▶ **PROBLEM TO SOLVE**
Render the lines from the start of the lines through the line containing "screenshot. List at most 100 elements.", inclusive, as a Markdown table with the columns No. and Line. Give one row per line, skip blank lines, and leave the pictures out of the answer.

▶ **ITEMS**

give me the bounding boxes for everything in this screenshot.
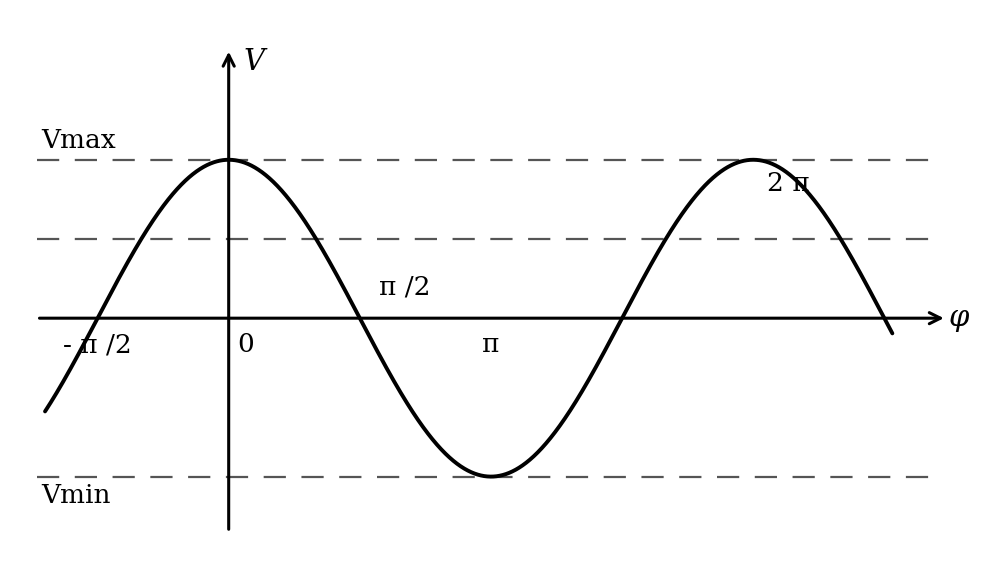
Text: 0: 0 [237, 332, 254, 358]
Text: Vmax: Vmax [41, 128, 116, 154]
Text: π /2: π /2 [379, 274, 430, 299]
Text: - π /2: - π /2 [63, 332, 132, 358]
Text: 2 π: 2 π [767, 171, 810, 196]
Text: V: V [244, 48, 265, 76]
Text: φ: φ [949, 304, 969, 332]
Text: π: π [482, 332, 500, 358]
Text: Vmin: Vmin [41, 483, 110, 508]
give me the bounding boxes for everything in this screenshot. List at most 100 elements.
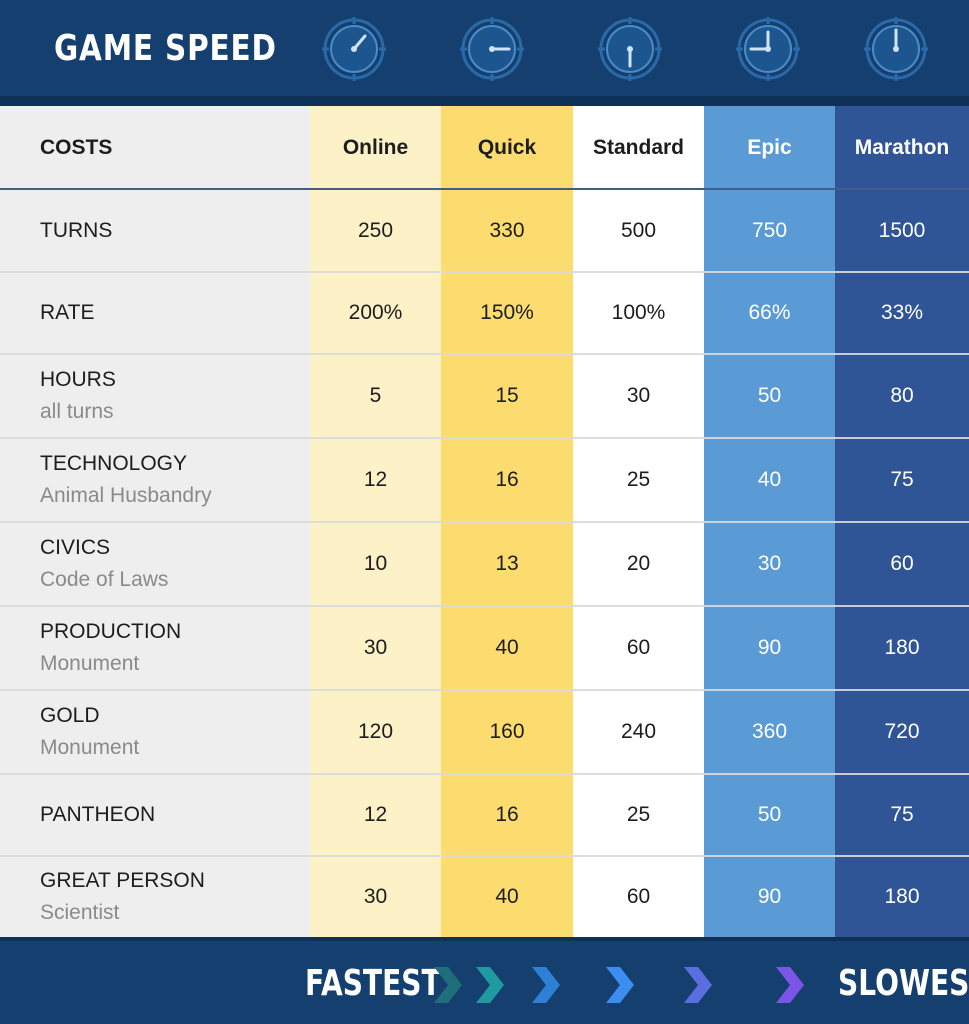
- table-cell: 30: [626, 384, 651, 407]
- row-divider: [0, 605, 969, 607]
- row-label-title: PANTHEON: [40, 803, 156, 826]
- table-cell: 30: [363, 884, 388, 908]
- costs-header: COSTS: [40, 136, 113, 159]
- table-cell: 120: [357, 720, 394, 743]
- row-label-title: GOLD: [40, 704, 100, 727]
- column-header-marathon: Marathon: [854, 136, 950, 159]
- row-label-title: TECHNOLOGY: [40, 452, 188, 475]
- table-cell: 50: [757, 803, 782, 826]
- row-label: PRODUCTION Monument: [40, 606, 310, 690]
- speed-scale-footer: FASTEST SLOWEST: [0, 937, 969, 1024]
- row-divider: [0, 521, 969, 523]
- table-cell: 66%: [748, 301, 791, 324]
- row-label: GOLD Monument: [40, 690, 310, 774]
- table-cell: 240: [620, 720, 657, 743]
- row-label-subtitle: Monument: [40, 736, 140, 759]
- table-cell: 720: [884, 720, 920, 743]
- row-label-subtitle: Code of Laws: [40, 568, 169, 591]
- table-cell: 33%: [880, 301, 924, 324]
- table-cell: 75: [890, 468, 914, 491]
- chevron-right-icon: [680, 963, 716, 1007]
- table-cell: 1500: [878, 219, 926, 242]
- chevron-right-icon: [772, 963, 808, 1007]
- clock-full-icon: [863, 16, 929, 82]
- row-label-title: HOURS: [40, 368, 116, 391]
- fastest-label: FASTEST: [305, 963, 441, 1004]
- table-cell: 25: [626, 468, 651, 491]
- game-speed-table: COSTS TURNS RATE HOURS all turns TECHNOLOGY A…: [0, 106, 969, 937]
- column-header-epic: Epic: [747, 136, 792, 159]
- clock-half-icon: [597, 16, 663, 82]
- table-cell: 90: [757, 884, 782, 908]
- chevron-right-icon: [602, 963, 638, 1007]
- table-cell: 40: [757, 468, 782, 491]
- row-divider: [0, 773, 969, 775]
- table-cell: 180: [884, 636, 920, 659]
- row-label-title: PRODUCTION: [40, 620, 182, 643]
- clock-quarter-icon: [459, 16, 525, 82]
- column-header-quick: Quick: [477, 136, 537, 159]
- column-header-standard: Standard: [592, 136, 684, 159]
- table-cell: 180: [884, 884, 920, 908]
- row-divider: [0, 855, 969, 857]
- table-cell: 40: [495, 884, 519, 908]
- row-label-title: CIVICS: [40, 536, 111, 559]
- page-title: GAME SPEED: [54, 28, 277, 69]
- chevron-right-icon: [528, 963, 564, 1007]
- row-label: TURNS: [40, 190, 310, 272]
- clock-three-quarter-icon: [735, 16, 801, 82]
- table-cell: 60: [626, 884, 651, 908]
- slowest-label: SLOWEST: [838, 963, 969, 1004]
- row-label: HOURS all turns: [40, 354, 310, 438]
- row-label: CIVICS Code of Laws: [40, 522, 310, 606]
- table-cell: 500: [620, 219, 657, 242]
- table-cell: 150%: [480, 301, 534, 324]
- row-label-subtitle: all turns: [40, 400, 114, 423]
- table-cell: 60: [890, 552, 914, 575]
- row-divider: [0, 437, 969, 439]
- chevron-right-icon: [472, 963, 508, 1007]
- row-divider: [0, 353, 969, 355]
- row-divider: [0, 271, 969, 273]
- table-cell: 13: [495, 552, 519, 575]
- row-label: PANTHEON: [40, 774, 310, 856]
- row-label-title: GREAT PERSON: [40, 868, 205, 892]
- chevron-right-icon: [430, 963, 466, 1007]
- header-divider: [0, 188, 969, 190]
- row-label: GREAT PERSON Scientist: [40, 856, 310, 937]
- table-cell: 16: [495, 468, 519, 491]
- table-cell: 160: [489, 720, 525, 743]
- clock-fast-icon: [321, 16, 387, 82]
- table-cell: 50: [757, 384, 782, 407]
- table-cell: 12: [363, 468, 388, 491]
- row-label: RATE: [40, 272, 310, 354]
- table-cell: 20: [626, 552, 651, 575]
- table-cell: 250: [357, 219, 394, 242]
- row-label-subtitle: Scientist: [40, 900, 120, 924]
- row-label: TECHNOLOGY Animal Husbandry: [40, 438, 310, 522]
- row-label-title: TURNS: [40, 219, 113, 242]
- header-bar: GAME SPEED: [0, 0, 969, 106]
- table-cell: 5: [369, 384, 382, 407]
- row-label-subtitle: Monument: [40, 652, 140, 675]
- table-cell: 30: [363, 636, 388, 659]
- table-cell: 16: [495, 803, 519, 826]
- table-cell: 100%: [611, 301, 666, 324]
- table-cell: 12: [363, 803, 388, 826]
- column-header-online: Online: [342, 136, 409, 159]
- table-cell: 80: [890, 384, 914, 407]
- row-divider: [0, 689, 969, 691]
- row-label-title: RATE: [40, 301, 95, 324]
- table-cell: 360: [751, 720, 788, 743]
- table-cell: 75: [890, 803, 914, 826]
- table-cell: 15: [495, 384, 519, 407]
- row-label-subtitle: Animal Husbandry: [40, 484, 212, 507]
- table-cell: 30: [757, 552, 782, 575]
- table-cell: 25: [626, 803, 651, 826]
- table-cell: 40: [495, 636, 519, 659]
- table-cell: 330: [489, 219, 525, 242]
- table-cell: 90: [757, 636, 782, 659]
- table-cell: 10: [363, 552, 388, 575]
- table-cell: 750: [751, 219, 788, 242]
- table-cell: 200%: [348, 301, 403, 324]
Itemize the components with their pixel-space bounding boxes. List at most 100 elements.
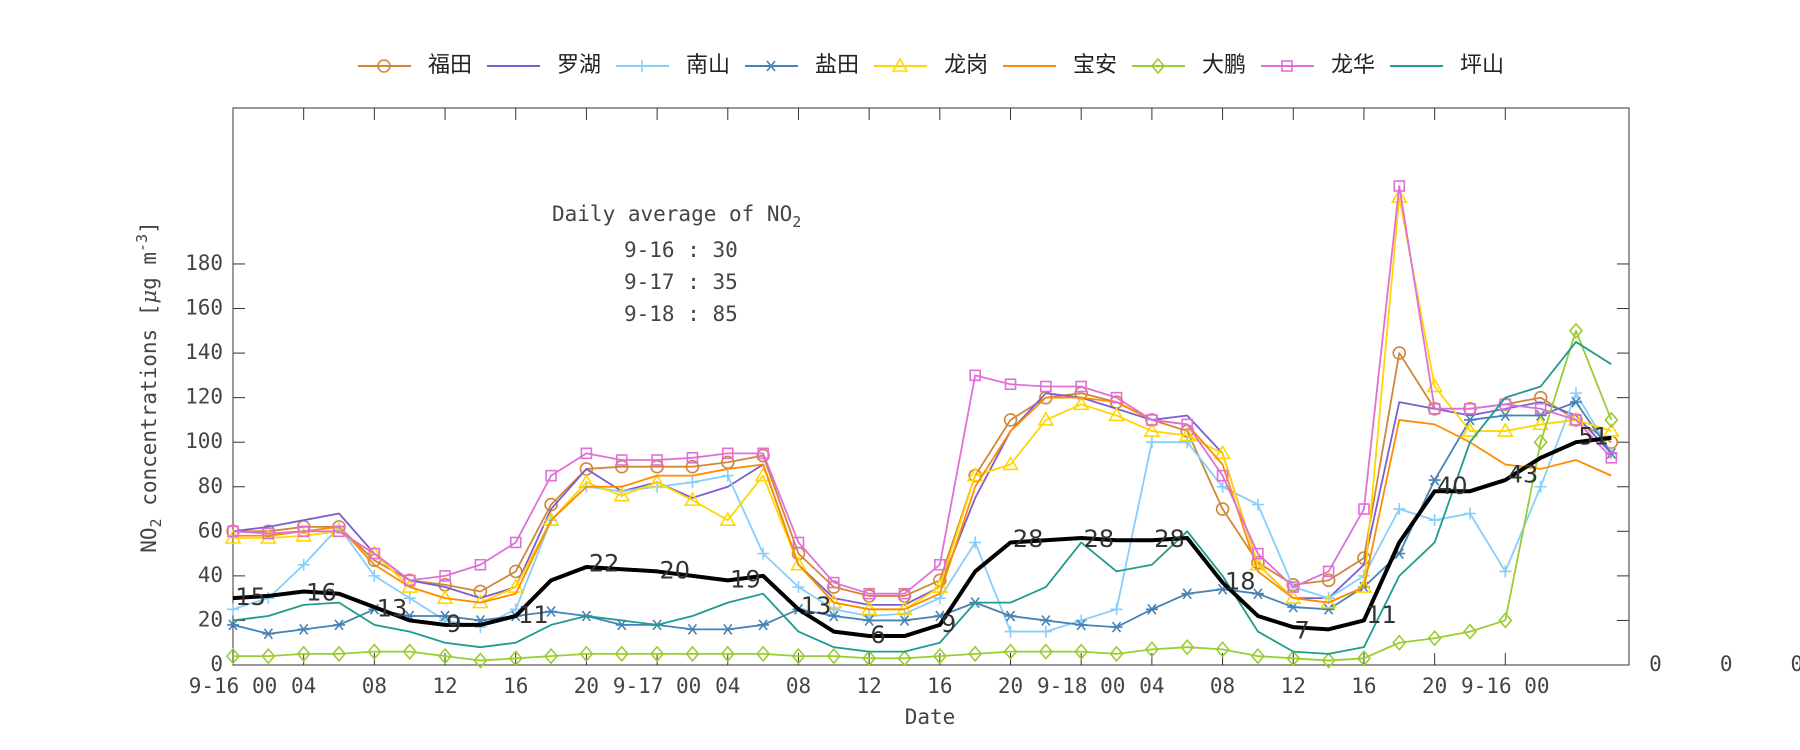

▶ **SOLUTION FOR THIS PROBLEM**
| No. | Line |
|---|---|
| 1 | give me the bounding boxes for everything in this screenshot. |
| 2 | Text: 0: 0 [237, 332, 254, 358] |
| 3 | Text: Vmax: Vmax [41, 128, 116, 154] |
| 4 | Text: π /2: π /2 [379, 274, 430, 299] |
| 5 | Text: - π /2: - π /2 [63, 332, 132, 358] |
| 6 | Text: 2 π: 2 π [767, 171, 810, 196] |
| 7 | Text: V: V [244, 48, 265, 76] |
| 8 | Text: φ: φ [949, 304, 969, 332] |
| 9 | Text: π: π [482, 332, 500, 358] |
| 10 | Text: Vmin: Vmin [41, 483, 110, 508] |
| 11 | give me the bounding boxes for everything in this screenshot. List at most 100 elements. |